# EXERCISE DETAILS
Search the records below for the word "What" and show every line where it occurs.

■ ■ ■ ■

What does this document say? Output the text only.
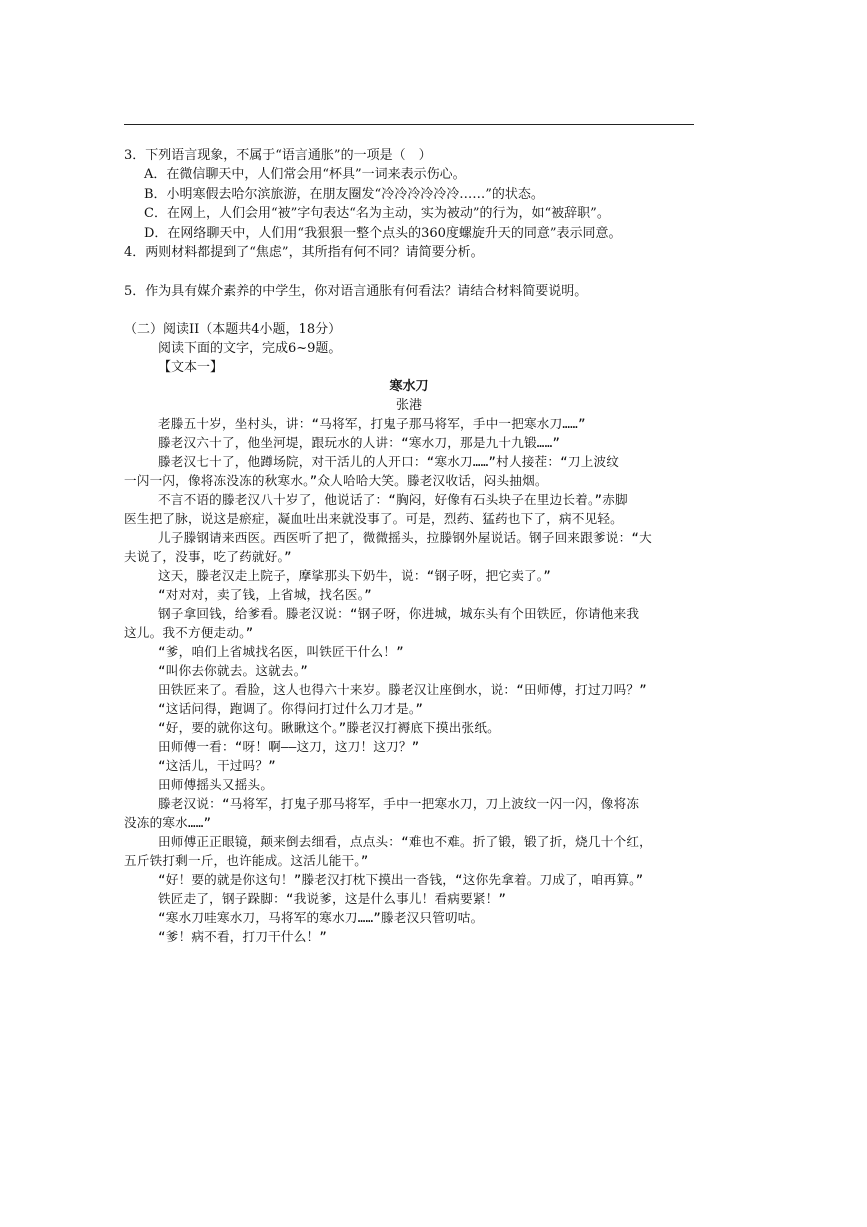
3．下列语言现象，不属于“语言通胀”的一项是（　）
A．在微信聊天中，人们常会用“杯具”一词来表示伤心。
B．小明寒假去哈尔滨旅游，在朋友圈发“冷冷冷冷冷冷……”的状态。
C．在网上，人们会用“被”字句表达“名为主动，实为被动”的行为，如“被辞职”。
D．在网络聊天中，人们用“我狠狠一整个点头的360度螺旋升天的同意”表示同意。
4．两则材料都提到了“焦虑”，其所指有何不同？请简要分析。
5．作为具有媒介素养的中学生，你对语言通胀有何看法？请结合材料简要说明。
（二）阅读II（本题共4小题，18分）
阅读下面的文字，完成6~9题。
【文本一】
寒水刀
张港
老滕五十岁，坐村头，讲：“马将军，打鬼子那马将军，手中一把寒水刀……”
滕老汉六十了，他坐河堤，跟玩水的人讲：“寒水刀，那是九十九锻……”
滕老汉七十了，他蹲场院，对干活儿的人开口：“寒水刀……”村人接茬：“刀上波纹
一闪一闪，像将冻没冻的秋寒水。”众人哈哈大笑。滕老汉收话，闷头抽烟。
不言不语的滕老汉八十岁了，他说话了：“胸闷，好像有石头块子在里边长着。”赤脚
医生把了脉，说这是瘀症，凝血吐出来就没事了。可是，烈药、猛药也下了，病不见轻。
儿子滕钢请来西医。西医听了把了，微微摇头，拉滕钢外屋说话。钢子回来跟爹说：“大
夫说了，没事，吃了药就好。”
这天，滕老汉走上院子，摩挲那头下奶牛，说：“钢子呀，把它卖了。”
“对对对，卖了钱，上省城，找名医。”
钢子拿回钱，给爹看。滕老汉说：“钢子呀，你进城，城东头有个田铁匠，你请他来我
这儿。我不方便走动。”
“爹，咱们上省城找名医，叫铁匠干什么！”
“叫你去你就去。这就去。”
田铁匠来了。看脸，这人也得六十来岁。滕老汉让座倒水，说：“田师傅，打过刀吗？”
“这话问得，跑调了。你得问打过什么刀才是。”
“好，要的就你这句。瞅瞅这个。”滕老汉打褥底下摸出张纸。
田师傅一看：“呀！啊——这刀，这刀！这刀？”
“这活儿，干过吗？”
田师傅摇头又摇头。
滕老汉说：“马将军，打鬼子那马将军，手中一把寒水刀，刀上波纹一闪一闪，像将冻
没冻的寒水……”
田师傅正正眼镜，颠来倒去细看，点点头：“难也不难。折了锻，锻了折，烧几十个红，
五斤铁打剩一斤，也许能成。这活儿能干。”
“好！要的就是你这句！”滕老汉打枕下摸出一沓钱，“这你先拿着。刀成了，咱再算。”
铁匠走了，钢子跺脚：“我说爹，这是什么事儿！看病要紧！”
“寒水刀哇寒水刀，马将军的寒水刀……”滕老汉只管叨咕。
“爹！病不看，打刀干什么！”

■ ■ ■ ■

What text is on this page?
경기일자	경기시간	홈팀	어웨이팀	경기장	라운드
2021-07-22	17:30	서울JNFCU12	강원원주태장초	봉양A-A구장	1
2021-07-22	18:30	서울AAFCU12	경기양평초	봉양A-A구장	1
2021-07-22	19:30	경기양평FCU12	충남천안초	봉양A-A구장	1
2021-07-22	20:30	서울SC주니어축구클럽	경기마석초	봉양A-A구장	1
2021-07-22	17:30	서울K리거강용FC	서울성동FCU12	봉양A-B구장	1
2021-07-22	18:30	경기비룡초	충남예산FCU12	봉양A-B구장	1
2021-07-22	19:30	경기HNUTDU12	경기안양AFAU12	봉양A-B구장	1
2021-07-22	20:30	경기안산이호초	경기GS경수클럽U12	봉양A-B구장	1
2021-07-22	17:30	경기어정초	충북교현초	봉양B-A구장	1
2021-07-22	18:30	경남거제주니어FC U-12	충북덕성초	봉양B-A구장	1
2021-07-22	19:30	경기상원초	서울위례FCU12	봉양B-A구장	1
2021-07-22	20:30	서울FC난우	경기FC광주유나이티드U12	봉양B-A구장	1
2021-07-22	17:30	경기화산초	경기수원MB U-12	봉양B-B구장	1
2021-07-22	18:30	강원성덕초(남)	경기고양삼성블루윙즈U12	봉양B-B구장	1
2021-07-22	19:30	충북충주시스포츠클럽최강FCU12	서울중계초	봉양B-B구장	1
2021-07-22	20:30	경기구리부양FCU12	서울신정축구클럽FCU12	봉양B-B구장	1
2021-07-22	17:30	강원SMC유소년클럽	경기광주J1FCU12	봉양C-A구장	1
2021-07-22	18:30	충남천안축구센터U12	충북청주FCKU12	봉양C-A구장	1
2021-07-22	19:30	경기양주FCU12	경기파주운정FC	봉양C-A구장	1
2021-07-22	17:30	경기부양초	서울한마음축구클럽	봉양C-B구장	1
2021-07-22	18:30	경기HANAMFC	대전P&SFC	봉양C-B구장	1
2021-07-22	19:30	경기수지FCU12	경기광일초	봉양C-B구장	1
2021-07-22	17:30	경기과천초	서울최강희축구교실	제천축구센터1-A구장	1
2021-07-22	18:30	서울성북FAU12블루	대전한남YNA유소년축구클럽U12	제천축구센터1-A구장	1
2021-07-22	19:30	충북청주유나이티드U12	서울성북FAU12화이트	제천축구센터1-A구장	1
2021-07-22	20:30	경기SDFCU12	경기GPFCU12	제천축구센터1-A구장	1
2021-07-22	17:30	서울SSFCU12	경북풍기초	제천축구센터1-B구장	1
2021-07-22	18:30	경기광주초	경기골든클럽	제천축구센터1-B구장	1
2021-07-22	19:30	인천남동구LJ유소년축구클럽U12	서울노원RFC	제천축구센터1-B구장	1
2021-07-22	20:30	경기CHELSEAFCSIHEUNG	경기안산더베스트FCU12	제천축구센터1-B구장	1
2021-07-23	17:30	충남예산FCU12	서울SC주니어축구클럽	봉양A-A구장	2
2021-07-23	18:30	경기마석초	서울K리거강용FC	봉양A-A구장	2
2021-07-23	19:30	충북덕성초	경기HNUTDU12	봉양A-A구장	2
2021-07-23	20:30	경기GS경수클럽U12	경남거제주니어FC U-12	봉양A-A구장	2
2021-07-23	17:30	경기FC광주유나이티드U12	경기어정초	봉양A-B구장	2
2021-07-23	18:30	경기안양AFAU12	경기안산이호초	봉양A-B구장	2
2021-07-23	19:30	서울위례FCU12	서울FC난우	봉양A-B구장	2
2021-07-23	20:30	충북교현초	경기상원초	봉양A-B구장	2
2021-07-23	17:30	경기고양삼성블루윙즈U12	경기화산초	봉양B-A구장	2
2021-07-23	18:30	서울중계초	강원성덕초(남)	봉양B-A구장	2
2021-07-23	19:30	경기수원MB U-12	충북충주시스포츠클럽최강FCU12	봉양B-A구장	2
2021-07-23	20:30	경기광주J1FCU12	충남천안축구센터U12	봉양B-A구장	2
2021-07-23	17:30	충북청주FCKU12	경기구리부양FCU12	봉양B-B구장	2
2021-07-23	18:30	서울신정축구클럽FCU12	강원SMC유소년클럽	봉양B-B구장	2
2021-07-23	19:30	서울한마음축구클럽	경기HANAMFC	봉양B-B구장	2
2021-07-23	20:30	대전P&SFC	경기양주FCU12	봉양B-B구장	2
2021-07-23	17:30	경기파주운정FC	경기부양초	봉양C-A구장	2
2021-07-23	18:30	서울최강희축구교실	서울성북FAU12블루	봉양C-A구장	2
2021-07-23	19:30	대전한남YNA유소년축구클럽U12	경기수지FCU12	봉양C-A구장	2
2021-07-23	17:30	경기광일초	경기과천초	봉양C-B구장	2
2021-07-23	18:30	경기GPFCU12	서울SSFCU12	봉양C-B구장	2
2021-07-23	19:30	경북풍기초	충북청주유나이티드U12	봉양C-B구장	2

■ ■ ■ ■

# THE ANSWER
What does this document say? Output the text only.
What text is on this page?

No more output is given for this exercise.